Aim
Render the rows below as a two-column Markdown table headed "No." and "Line", numbering each row in order and skipping blank lines. Leave the pictures out of the answer.

Task input
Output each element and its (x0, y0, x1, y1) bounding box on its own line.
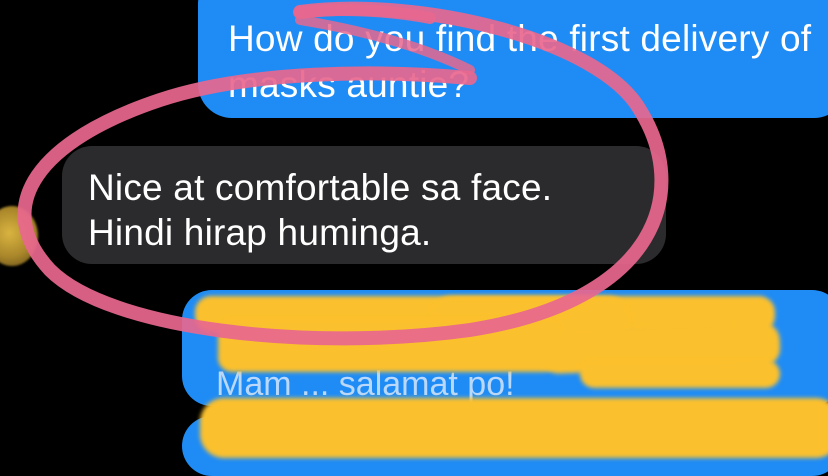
contact-avatar-icon[interactable] (0, 206, 38, 266)
incoming-message-bubble[interactable]: Nice at comfortable sa face. Hindi hirap… (62, 146, 666, 264)
outgoing-message-bubble[interactable]: How do you find the first delivery of ma… (198, 0, 828, 118)
message-text: Nice at comfortable sa face. Hindi hirap… (88, 167, 553, 253)
redaction-marker (580, 360, 780, 388)
chat-thread: How do you find the first delivery of ma… (0, 0, 828, 476)
redaction-marker (218, 318, 558, 372)
message-text: How do you find the first delivery of ma… (228, 18, 812, 105)
redaction-marker (200, 398, 828, 458)
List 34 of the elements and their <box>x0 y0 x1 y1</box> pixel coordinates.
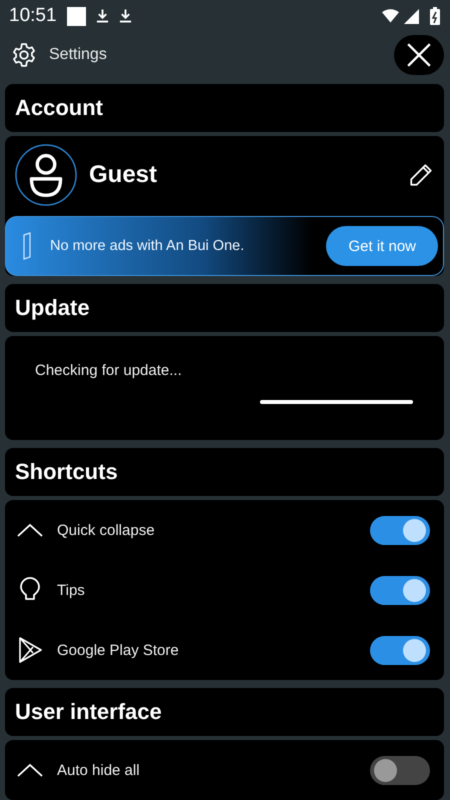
section-title: Update <box>15 295 90 321</box>
signal-icon <box>403 8 420 24</box>
setting-label: Quick collapse <box>57 522 155 538</box>
setting-label: Google Play Store <box>57 642 179 658</box>
download-icon <box>118 8 132 24</box>
setting-label: Tips <box>57 582 85 598</box>
section-title: Account <box>15 95 103 121</box>
notification-icon <box>66 6 86 26</box>
promo-text: No more ads with An Bui One. <box>50 238 244 254</box>
chevron-up-icon <box>17 764 43 776</box>
section-title: User interface <box>15 699 162 725</box>
phone-icon <box>22 232 32 260</box>
battery-icon <box>430 7 440 25</box>
chevron-up-icon <box>17 524 43 536</box>
pencil-icon[interactable] <box>408 162 434 188</box>
wifi-icon <box>382 8 399 24</box>
section-title: Shortcuts <box>15 459 118 485</box>
user-name: Guest <box>89 161 158 189</box>
avatar-icon <box>15 144 77 206</box>
lightbulb-icon <box>17 577 43 603</box>
toggle-switch[interactable] <box>370 756 430 784</box>
play-icon <box>17 637 43 663</box>
toggle-switch[interactable] <box>370 516 430 544</box>
toggle-switch[interactable] <box>370 576 430 604</box>
update-status: Checking for update... <box>35 362 182 379</box>
close-button[interactable] <box>394 35 444 75</box>
settings-icon <box>11 42 37 68</box>
toggle-switch[interactable] <box>370 636 430 664</box>
get-it-now-button[interactable]: Get it now <box>326 226 438 266</box>
screen-title: Settings <box>49 46 107 64</box>
setting-label: Auto hide all <box>57 762 140 778</box>
status-time: 10:51 <box>9 5 57 27</box>
close-icon <box>406 42 432 68</box>
download-icon <box>96 8 109 24</box>
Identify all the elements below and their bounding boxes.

Exercise solution
| No. | Line |
|---|---|
| 1 | Output each element and its (x0, y0, x1, y1) bounding box on its own line. |
| 2 | contact-avatar-icon[interactable] (0, 206, 38, 266) |
| 3 | incoming-message-bubble[interactable]: Nice at comfortable sa face. Hindi hirap… (62, 146, 666, 264) |
| 4 | outgoing-message-bubble[interactable]: How do you find the first delivery of ma… (198, 0, 828, 118) |
| 5 | message-text: Nice at comfortable sa face. Hindi hirap… (88, 167, 553, 253) |
| 6 | redaction-marker (580, 360, 780, 388) |
| 7 | chat-thread: How do you find the first delivery of ma… (0, 0, 828, 476) |
| 8 | redaction-marker (218, 318, 558, 372) |
| 9 | message-text: How do you find the first delivery of ma… (228, 18, 812, 105) |
| 10 | redaction-marker (200, 398, 828, 458) |
| 11 | List 34 of the elements and their <box>x0 y0 x1 y1</box> pixel coordinates. |
| 12 | section-title: Update <box>15 295 90 321</box> |
| 13 | signal-icon <box>403 8 420 24</box> |
| 14 | setting-label: Quick collapse <box>57 522 155 538</box> |
| 15 | setting-label: Google Play Store <box>57 642 179 658</box> |
| 16 | download-icon <box>118 8 132 24</box> |
| 17 | setting-label: Tips <box>57 582 85 598</box> |
| 18 | section-title: Account <box>15 95 103 121</box> |
| 19 | notification-icon <box>66 6 86 26</box> |
| 20 | promo-text: No more ads with An Bui One. <box>50 238 244 254</box> |
| 21 | chevron-up-icon <box>17 764 43 776</box> |
| 22 | section-title: User interface <box>15 699 162 725</box> |
| 23 | phone-icon <box>22 232 32 260</box> |
| 24 | battery-icon <box>430 7 440 25</box> |
| 25 | chevron-up-icon <box>17 524 43 536</box> |
| 26 | pencil-icon[interactable] <box>408 162 434 188</box> |
| 27 | wifi-icon <box>382 8 399 24</box> |
| 28 | section-title: Shortcuts <box>15 459 118 485</box> |
| 29 | user-name: Guest <box>89 161 158 189</box> |
| 30 | avatar-icon <box>15 144 77 206</box> |
| 31 | lightbulb-icon <box>17 577 43 603</box> |
| 32 | toggle-switch[interactable] <box>370 756 430 784</box> |
| 33 | play-icon <box>17 637 43 663</box> |
| 34 | toggle-switch[interactable] <box>370 516 430 544</box> |
| 35 | toggle-switch[interactable] <box>370 576 430 604</box> |
| 36 | update-status: Checking for update... <box>35 362 182 379</box> |
| 37 | close-button[interactable] <box>394 35 444 75</box> |
| 38 | settings-icon <box>11 42 37 68</box> |
| 39 | toggle-switch[interactable] <box>370 636 430 664</box> |
| 40 | get-it-now-button[interactable]: Get it now <box>326 226 438 266</box> |
| 41 | screen-title: Settings <box>49 46 107 64</box> |
| 42 | setting-label: Auto hide all <box>57 762 140 778</box> |
| 43 | status-time: 10:51 <box>9 5 57 27</box> |
| 44 | close-icon <box>406 42 432 68</box> |
| 45 | download-icon <box>96 8 109 24</box> |
| 46 | Identify all the elements below and their bounding boxes. |